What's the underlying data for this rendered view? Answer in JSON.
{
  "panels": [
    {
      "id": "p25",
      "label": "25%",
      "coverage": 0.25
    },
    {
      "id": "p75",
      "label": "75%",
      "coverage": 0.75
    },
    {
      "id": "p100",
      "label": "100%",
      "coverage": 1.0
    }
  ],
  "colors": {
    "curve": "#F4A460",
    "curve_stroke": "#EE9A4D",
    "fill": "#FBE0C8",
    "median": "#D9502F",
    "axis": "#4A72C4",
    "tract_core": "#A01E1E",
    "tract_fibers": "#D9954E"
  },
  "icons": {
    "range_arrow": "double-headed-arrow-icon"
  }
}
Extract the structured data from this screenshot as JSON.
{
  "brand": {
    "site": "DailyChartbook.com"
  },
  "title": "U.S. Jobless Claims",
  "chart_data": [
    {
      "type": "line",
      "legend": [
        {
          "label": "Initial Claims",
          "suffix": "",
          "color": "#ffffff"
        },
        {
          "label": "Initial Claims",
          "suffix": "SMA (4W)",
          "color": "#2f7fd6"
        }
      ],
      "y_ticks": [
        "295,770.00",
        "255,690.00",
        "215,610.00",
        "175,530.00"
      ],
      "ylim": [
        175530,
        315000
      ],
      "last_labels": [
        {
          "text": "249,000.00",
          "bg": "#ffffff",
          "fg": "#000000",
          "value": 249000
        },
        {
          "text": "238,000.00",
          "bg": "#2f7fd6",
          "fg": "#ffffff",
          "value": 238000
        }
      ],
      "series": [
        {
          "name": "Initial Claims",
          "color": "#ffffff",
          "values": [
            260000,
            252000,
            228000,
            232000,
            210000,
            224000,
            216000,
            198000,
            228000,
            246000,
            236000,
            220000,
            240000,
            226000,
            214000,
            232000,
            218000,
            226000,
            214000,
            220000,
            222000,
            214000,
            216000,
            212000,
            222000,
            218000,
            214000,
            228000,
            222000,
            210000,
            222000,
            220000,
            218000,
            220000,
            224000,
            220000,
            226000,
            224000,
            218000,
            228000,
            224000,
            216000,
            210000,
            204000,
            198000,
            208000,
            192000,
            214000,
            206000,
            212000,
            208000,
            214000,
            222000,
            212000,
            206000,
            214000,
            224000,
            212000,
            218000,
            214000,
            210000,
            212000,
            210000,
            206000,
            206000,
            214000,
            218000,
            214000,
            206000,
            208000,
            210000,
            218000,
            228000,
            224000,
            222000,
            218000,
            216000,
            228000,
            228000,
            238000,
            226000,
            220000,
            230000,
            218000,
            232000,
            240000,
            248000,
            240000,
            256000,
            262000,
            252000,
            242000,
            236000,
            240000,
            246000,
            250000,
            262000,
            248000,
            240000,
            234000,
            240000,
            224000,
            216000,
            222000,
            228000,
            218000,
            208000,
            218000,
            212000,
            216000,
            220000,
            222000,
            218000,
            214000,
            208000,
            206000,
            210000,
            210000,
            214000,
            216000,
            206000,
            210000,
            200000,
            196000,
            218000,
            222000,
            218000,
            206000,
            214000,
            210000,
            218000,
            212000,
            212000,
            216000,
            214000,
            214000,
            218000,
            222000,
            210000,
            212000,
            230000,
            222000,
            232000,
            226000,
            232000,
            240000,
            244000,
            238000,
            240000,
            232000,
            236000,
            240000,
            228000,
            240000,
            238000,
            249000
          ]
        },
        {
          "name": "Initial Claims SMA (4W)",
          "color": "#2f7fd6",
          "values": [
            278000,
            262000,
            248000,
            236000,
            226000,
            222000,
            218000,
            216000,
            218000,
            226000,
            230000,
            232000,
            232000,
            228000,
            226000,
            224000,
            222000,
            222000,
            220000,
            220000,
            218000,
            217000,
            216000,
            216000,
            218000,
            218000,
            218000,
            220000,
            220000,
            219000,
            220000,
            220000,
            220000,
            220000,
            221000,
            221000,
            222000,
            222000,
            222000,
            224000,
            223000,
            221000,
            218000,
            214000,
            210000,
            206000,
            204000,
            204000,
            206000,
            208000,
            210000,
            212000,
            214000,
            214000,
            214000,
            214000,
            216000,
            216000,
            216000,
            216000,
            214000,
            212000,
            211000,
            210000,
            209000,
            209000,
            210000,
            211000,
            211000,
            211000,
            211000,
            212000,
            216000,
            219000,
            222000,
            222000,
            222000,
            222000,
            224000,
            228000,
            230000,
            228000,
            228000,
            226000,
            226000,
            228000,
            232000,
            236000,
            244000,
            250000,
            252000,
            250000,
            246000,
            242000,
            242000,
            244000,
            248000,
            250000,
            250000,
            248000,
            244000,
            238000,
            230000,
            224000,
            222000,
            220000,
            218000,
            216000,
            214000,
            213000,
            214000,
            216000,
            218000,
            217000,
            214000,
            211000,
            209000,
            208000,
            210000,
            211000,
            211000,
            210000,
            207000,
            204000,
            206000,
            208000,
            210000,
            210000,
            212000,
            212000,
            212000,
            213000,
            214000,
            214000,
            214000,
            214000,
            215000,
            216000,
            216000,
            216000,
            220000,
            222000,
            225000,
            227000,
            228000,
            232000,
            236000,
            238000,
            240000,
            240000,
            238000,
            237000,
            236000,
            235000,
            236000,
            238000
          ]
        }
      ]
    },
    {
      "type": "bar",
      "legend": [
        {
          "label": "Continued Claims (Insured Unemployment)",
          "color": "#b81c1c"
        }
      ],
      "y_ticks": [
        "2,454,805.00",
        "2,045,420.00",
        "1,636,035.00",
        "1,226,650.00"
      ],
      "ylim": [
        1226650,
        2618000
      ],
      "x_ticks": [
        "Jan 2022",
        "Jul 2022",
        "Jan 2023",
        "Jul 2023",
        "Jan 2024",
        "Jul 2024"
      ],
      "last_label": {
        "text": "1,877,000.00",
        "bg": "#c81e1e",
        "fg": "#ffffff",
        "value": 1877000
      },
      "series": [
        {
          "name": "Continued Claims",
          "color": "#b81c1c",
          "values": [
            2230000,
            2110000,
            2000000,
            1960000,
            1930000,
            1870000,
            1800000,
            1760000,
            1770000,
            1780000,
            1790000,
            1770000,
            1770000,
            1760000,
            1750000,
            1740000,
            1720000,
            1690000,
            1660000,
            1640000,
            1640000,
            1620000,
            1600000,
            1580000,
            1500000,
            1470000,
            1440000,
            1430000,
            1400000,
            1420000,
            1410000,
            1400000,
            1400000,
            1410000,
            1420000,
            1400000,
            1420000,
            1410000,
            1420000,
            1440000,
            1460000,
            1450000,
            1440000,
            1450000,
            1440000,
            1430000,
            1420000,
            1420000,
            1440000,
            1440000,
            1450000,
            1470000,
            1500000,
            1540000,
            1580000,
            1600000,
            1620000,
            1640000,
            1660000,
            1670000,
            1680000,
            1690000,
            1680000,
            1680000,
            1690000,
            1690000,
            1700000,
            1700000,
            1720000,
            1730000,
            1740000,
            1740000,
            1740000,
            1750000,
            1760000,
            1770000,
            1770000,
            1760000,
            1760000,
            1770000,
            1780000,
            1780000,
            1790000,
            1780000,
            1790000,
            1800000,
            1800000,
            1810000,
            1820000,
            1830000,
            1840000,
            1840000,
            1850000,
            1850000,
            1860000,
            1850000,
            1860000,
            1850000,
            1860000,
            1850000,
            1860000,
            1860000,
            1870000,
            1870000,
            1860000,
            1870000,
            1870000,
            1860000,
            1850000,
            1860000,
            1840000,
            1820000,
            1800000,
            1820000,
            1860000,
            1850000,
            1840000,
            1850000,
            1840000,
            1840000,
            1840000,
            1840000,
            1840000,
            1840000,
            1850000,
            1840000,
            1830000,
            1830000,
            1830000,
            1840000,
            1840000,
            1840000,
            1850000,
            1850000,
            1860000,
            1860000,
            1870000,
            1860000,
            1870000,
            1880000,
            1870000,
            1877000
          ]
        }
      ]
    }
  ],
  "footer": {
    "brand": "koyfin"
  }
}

┄┄┄┄┄┄┄┄┄┄

OBJECTIVE
Scan the entries above. Copy each line that has the string "name".

SOLUTION FOR THIS EXERCISE
          "name": "Initial Claims",
          "name": "Initial Claims SMA (4W)",
          "name": "Continued Claims",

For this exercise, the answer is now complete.